DATASET EXCERPTS start
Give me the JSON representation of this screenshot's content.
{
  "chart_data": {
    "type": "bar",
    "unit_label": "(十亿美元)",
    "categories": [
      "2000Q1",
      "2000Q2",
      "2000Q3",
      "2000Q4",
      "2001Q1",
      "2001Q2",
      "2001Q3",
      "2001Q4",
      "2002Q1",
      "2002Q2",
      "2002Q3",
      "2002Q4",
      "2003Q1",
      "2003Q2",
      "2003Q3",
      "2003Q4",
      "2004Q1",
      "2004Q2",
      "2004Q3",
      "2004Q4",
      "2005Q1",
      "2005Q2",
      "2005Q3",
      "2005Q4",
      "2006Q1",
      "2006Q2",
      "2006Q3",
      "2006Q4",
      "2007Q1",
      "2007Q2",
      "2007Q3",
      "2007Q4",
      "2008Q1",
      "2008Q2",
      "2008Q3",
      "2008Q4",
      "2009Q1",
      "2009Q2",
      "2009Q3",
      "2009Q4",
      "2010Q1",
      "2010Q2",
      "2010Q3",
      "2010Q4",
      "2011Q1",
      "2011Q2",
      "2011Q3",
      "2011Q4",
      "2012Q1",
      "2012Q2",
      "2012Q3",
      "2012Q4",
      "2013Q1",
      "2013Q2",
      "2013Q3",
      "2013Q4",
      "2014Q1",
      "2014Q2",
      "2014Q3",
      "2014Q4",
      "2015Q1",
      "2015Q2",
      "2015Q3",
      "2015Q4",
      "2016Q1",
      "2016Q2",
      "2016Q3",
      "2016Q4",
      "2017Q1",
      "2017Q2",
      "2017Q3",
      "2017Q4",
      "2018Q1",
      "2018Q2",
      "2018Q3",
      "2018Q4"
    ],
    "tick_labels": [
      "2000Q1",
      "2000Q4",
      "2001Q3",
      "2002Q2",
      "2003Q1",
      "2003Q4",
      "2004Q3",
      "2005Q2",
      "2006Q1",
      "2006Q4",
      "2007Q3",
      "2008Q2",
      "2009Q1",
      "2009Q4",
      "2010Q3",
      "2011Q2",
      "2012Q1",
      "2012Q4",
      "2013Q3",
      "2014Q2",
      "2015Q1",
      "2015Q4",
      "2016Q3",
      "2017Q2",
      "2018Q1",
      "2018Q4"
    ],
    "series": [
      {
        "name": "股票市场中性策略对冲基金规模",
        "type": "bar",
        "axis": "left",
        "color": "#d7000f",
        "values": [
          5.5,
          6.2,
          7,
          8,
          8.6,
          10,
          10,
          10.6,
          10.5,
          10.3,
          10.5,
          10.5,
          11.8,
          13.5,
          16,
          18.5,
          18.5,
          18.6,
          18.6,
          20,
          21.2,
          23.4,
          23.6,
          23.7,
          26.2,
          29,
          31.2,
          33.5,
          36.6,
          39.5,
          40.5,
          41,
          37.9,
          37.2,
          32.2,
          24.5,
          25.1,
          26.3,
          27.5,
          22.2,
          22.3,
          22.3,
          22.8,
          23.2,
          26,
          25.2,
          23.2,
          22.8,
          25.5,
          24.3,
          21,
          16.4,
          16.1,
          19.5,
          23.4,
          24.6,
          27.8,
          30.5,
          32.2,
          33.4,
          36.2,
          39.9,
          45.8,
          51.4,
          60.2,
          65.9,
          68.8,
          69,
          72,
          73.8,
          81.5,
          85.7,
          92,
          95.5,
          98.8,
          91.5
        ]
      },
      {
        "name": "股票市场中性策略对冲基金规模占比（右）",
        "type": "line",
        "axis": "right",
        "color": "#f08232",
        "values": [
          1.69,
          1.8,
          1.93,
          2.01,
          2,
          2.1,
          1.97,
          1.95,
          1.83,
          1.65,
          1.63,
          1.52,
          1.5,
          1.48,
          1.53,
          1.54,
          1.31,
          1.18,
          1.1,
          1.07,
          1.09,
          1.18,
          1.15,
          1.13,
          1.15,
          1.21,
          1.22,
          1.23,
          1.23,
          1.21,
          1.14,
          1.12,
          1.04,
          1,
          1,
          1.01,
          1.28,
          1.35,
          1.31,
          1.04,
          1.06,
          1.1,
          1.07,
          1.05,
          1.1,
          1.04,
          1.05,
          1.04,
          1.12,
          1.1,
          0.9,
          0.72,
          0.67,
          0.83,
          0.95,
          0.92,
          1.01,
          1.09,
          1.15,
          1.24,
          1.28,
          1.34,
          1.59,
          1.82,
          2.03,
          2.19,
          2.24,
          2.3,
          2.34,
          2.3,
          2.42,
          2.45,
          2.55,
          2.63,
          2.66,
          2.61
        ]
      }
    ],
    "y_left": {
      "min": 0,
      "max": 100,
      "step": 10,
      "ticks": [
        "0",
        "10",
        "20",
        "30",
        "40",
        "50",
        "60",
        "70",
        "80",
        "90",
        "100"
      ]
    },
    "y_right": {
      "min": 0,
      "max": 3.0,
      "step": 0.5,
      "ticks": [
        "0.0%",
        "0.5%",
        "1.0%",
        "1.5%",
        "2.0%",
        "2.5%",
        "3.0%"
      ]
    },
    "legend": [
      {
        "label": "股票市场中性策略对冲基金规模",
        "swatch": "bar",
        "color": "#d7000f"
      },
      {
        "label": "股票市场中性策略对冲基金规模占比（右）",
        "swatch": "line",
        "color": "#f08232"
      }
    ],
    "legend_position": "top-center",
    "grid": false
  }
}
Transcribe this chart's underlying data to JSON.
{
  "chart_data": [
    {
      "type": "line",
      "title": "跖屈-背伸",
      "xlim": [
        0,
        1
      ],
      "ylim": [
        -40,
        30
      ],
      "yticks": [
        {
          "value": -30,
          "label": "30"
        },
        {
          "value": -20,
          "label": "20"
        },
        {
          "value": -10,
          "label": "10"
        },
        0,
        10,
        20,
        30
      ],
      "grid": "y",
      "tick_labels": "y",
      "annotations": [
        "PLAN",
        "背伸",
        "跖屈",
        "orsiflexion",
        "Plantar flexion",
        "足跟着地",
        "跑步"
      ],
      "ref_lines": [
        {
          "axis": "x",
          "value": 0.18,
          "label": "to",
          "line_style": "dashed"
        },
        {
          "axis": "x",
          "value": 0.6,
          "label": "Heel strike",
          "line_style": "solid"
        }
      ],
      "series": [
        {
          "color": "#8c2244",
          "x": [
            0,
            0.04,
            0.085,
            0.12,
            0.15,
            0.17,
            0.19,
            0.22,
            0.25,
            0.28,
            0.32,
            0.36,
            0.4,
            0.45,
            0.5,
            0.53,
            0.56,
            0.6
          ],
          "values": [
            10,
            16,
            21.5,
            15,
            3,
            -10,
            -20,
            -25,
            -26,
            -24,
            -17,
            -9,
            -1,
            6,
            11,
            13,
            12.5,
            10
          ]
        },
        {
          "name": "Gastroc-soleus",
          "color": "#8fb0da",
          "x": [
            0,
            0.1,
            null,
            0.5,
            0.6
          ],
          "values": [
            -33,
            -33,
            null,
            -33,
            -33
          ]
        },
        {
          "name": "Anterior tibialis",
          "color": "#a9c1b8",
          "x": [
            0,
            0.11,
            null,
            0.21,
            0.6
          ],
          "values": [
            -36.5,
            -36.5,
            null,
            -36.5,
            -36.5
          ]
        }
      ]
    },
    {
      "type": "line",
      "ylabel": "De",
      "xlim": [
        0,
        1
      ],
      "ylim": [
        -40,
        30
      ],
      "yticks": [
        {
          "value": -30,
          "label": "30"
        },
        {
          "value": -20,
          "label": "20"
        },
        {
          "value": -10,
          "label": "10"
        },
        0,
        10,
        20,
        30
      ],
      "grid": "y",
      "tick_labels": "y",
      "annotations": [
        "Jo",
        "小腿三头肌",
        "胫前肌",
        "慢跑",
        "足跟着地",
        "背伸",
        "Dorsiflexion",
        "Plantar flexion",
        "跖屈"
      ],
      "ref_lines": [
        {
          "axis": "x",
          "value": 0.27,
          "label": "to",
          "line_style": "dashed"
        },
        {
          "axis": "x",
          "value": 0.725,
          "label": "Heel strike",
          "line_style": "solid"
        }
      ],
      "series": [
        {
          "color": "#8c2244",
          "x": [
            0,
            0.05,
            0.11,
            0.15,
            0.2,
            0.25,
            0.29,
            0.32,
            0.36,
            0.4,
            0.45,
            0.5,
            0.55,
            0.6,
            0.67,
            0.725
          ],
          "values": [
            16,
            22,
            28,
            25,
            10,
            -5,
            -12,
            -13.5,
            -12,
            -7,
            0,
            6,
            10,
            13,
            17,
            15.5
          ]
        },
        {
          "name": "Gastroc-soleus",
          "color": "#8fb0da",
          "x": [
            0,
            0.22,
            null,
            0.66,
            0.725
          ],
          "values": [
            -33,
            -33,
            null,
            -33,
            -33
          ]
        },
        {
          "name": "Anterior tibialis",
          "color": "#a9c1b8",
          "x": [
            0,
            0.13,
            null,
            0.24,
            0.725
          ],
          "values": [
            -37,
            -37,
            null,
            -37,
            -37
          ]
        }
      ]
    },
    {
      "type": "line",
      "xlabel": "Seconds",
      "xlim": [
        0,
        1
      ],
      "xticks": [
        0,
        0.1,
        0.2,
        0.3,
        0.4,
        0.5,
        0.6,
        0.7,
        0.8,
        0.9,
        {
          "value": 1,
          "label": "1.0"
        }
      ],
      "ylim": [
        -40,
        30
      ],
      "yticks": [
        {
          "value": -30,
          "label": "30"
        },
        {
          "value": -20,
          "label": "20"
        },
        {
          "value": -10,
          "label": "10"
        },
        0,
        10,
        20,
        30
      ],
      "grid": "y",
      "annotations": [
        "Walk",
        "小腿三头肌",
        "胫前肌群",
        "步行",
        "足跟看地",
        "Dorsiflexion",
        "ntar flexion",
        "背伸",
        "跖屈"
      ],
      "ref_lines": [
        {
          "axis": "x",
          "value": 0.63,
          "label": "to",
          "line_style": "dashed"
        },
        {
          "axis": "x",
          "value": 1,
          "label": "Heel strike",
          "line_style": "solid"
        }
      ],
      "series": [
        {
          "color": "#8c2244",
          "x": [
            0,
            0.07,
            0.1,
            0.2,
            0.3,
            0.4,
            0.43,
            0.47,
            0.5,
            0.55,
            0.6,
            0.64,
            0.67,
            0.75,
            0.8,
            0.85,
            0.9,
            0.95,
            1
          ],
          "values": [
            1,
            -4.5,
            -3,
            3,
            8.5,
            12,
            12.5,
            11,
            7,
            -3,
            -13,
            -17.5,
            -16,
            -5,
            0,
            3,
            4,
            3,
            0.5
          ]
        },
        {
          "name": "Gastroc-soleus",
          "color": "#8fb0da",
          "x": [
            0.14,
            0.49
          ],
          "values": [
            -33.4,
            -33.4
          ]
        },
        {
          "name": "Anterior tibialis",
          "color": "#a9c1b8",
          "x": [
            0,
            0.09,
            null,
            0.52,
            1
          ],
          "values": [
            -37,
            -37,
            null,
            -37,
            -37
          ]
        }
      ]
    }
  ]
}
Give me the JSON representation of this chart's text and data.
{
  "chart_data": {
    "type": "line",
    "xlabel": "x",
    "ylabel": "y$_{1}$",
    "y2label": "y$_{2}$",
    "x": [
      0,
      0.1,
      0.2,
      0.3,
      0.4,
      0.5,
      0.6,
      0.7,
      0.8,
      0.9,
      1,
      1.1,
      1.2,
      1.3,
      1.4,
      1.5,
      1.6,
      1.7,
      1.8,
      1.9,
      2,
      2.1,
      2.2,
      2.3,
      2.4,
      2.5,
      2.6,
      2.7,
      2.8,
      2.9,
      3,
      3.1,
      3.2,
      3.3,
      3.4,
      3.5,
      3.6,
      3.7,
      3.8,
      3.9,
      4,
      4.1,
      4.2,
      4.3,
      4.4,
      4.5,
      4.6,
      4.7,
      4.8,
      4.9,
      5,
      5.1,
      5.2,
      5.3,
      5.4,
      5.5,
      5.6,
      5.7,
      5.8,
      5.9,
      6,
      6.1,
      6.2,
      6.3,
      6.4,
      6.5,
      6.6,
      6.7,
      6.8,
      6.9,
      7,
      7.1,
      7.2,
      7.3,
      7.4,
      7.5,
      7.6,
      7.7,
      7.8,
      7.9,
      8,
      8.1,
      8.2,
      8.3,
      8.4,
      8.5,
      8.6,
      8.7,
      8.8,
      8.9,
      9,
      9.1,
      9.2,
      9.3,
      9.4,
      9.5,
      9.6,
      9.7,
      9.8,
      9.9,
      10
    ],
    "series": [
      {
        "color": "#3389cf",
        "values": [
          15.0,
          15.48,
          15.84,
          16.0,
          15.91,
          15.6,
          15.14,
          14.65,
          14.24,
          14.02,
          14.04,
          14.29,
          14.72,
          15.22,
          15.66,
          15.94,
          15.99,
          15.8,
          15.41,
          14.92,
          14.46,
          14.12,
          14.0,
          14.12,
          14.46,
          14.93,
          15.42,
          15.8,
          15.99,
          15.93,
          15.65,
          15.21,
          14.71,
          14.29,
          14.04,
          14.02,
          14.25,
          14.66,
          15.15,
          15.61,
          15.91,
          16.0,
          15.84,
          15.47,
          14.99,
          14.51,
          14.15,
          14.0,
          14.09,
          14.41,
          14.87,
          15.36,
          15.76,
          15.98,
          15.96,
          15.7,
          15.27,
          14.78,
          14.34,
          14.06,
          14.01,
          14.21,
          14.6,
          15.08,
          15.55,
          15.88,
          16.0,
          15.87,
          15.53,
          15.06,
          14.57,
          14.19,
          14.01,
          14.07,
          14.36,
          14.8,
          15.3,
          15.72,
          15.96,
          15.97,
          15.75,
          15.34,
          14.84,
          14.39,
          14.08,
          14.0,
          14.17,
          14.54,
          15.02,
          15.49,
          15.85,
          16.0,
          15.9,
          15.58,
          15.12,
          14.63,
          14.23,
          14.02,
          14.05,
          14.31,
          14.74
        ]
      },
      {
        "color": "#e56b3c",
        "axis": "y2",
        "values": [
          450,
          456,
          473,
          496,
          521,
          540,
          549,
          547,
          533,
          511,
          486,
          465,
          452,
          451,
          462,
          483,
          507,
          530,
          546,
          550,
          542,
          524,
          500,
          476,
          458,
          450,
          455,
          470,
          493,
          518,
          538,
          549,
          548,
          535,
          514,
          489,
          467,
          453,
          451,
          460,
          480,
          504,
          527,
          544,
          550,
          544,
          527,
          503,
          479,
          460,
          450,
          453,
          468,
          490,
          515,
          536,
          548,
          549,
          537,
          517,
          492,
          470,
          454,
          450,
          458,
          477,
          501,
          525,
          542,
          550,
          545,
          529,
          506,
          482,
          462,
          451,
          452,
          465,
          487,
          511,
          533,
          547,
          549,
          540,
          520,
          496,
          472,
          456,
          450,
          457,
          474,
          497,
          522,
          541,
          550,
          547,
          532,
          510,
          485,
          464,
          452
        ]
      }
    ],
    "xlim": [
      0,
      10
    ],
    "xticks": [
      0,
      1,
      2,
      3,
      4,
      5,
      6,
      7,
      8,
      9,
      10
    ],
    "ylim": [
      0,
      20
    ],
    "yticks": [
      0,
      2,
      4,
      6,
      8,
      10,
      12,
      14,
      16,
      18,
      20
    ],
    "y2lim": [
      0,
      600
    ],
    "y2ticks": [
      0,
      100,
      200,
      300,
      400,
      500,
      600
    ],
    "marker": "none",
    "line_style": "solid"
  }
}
DATASET EXCERPTS end
→ YOUR TASK: Work out how many lines above contain the word "股票市场中性策略对冲基金规模占比". Give only the number.

→ COMPLETE OUTPUT: 2